>> BEGIN

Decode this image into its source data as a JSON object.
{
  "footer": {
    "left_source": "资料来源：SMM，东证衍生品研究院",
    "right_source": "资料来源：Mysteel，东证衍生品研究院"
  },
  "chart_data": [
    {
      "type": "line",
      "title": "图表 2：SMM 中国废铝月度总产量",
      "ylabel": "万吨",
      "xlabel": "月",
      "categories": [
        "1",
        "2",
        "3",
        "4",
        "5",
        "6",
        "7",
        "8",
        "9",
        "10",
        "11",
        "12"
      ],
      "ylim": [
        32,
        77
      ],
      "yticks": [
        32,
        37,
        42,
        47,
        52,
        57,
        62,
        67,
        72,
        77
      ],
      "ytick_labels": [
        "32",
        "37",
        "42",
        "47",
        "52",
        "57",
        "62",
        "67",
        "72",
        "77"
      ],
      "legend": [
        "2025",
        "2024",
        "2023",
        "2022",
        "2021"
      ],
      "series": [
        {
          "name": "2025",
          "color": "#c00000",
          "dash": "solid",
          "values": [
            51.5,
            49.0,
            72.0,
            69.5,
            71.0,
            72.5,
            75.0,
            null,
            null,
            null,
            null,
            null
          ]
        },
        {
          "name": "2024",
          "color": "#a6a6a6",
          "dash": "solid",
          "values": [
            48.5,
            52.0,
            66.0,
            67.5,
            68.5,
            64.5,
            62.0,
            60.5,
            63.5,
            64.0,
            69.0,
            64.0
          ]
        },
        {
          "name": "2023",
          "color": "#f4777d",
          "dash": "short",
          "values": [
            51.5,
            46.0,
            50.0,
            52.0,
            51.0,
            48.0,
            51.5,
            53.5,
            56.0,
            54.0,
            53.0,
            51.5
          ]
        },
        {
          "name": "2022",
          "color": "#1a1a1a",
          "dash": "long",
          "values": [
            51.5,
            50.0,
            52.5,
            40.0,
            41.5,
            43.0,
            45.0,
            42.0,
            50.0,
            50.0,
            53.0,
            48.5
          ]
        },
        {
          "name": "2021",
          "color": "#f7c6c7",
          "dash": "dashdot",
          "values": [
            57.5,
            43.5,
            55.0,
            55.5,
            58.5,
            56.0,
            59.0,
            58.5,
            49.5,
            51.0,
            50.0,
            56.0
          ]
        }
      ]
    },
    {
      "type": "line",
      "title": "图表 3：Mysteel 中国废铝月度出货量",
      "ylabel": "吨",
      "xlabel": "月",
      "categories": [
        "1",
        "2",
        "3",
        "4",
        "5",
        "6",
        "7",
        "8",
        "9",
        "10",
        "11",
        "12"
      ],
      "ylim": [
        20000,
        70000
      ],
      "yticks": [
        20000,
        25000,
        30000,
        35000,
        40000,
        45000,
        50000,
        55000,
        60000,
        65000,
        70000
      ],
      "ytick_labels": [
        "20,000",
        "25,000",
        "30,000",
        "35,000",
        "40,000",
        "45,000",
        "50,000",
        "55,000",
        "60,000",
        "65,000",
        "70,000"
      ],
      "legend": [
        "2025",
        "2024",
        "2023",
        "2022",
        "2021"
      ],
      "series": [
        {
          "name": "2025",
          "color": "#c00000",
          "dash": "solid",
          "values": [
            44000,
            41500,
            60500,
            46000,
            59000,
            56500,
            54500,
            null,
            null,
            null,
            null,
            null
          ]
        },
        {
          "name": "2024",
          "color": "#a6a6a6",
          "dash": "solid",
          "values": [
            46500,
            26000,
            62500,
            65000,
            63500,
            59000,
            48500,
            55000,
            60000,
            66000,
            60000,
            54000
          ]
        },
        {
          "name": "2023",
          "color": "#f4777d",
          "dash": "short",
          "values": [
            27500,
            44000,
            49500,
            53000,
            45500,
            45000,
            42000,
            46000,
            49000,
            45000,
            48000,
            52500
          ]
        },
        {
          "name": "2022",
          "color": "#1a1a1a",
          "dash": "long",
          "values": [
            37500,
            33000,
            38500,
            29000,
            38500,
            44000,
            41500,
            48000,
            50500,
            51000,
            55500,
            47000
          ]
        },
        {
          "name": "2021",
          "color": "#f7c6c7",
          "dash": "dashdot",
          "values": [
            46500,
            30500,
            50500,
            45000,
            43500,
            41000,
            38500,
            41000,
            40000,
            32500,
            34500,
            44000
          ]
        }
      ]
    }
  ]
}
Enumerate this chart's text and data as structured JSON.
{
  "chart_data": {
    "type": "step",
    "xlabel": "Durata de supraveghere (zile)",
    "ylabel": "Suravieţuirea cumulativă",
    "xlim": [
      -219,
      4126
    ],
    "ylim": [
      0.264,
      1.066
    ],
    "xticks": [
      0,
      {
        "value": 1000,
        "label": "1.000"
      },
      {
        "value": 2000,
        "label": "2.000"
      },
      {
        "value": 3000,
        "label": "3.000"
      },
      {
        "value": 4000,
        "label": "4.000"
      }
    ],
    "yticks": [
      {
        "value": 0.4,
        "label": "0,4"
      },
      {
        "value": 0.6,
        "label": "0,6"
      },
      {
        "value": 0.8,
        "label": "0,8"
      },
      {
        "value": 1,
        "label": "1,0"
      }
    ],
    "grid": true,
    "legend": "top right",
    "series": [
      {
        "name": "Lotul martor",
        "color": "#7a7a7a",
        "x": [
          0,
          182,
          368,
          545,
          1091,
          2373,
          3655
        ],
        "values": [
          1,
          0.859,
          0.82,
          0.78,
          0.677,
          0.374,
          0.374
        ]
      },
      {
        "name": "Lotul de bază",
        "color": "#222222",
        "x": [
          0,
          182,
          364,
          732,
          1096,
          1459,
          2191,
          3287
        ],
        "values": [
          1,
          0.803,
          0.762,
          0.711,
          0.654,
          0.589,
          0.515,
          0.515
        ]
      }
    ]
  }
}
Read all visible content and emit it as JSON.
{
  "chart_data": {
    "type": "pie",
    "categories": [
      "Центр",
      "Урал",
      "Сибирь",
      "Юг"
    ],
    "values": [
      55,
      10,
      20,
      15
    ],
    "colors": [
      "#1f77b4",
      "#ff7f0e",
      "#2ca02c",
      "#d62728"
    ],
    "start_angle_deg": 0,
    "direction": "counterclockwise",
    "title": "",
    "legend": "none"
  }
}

>> END

Pick out the lines containing the string "Lotul".

        "name": "Lotul martor",
        "name": "Lotul de bază",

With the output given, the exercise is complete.